WHAT TO WORK ON: Below are entries to be transcribed exactly; exclude the pictures from the copy.

** start **

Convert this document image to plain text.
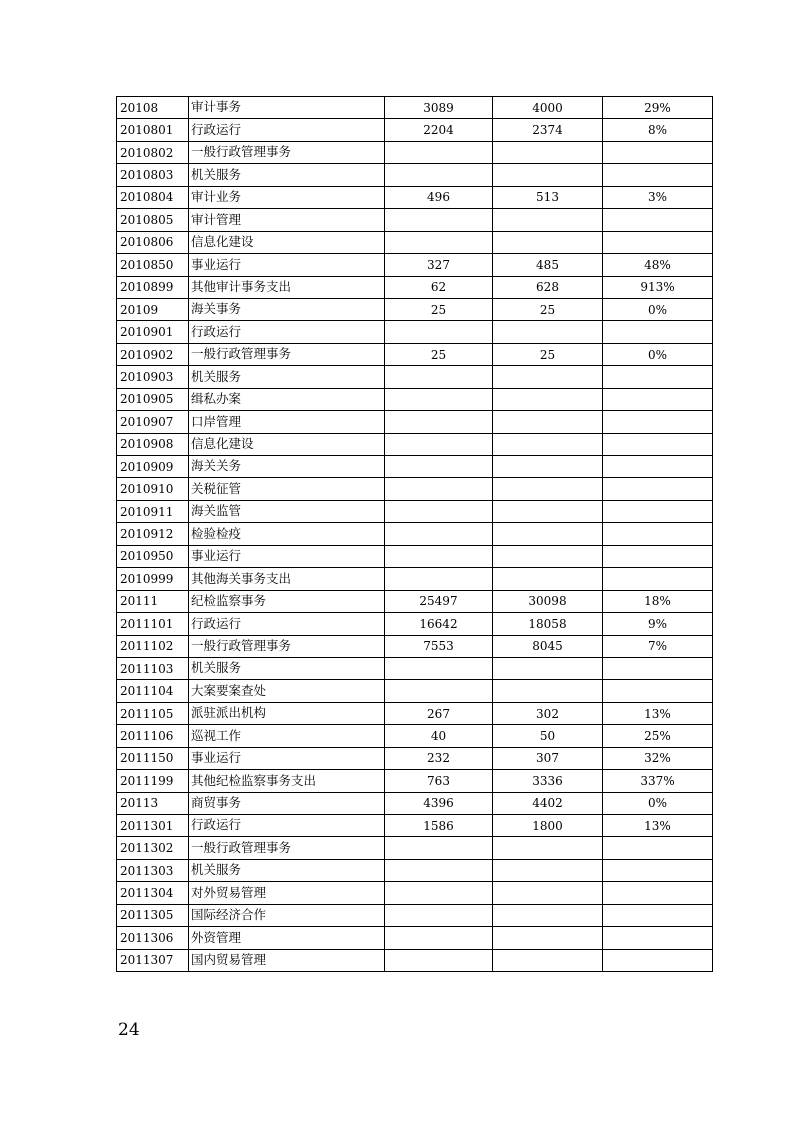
20108	审计事务	3089	4000	29%
2010801	行政运行	2204	2374	8%
2010802	一般行政管理事务			
2010803	机关服务			
2010804	审计业务	496	513	3%
2010805	审计管理			
2010806	信息化建设			
2010850	事业运行	327	485	48%
2010899	其他审计事务支出	62	628	913%
20109	海关事务	25	25	0%
2010901	行政运行			
2010902	一般行政管理事务	25	25	0%
2010903	机关服务			
2010905	缉私办案			
2010907	口岸管理			
2010908	信息化建设			
2010909	海关关务			
2010910	关税征管			
2010911	海关监管			
2010912	检验检疫			
2010950	事业运行			
2010999	其他海关事务支出			
20111	纪检监察事务	25497	30098	18%
2011101	行政运行	16642	18058	9%
2011102	一般行政管理事务	7553	8045	7%
2011103	机关服务			
2011104	大案要案查处			
2011105	派驻派出机构	267	302	13%
2011106	巡视工作	40	50	25%
2011150	事业运行	232	307	32%
2011199	其他纪检监察事务支出	763	3336	337%
20113	商贸事务	4396	4402	0%
2011301	行政运行	1586	1800	13%
2011302	一般行政管理事务			
2011303	机关服务			
2011304	对外贸易管理			
2011305	国际经济合作			
2011306	外资管理			
2011307	国内贸易管理			
24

** end **

OUTPUT BELOW:
Convert this document image to plain text.
20108	审计事务	3089	4000	29%
2010801	行政运行	2204	2374	8%
2010802	一般行政管理事务			
2010803	机关服务			
2010804	审计业务	496	513	3%
2010805	审计管理			
2010806	信息化建设			
2010850	事业运行	327	485	48%
2010899	其他审计事务支出	62	628	913%
20109	海关事务	25	25	0%
2010901	行政运行			
2010902	一般行政管理事务	25	25	0%
2010903	机关服务			
2010905	缉私办案			
2010907	口岸管理			
2010908	信息化建设			
2010909	海关关务			
2010910	关税征管			
2010911	海关监管			
2010912	检验检疫			
2010950	事业运行			
2010999	其他海关事务支出			
20111	纪检监察事务	25497	30098	18%
2011101	行政运行	16642	18058	9%
2011102	一般行政管理事务	7553	8045	7%
2011103	机关服务			
2011104	大案要案查处			
2011105	派驻派出机构	267	302	13%
2011106	巡视工作	40	50	25%
2011150	事业运行	232	307	32%
2011199	其他纪检监察事务支出	763	3336	337%
20113	商贸事务	4396	4402	0%
2011301	行政运行	1586	1800	13%
2011302	一般行政管理事务			
2011303	机关服务			
2011304	对外贸易管理			
2011305	国际经济合作			
2011306	外资管理			
2011307	国内贸易管理			
24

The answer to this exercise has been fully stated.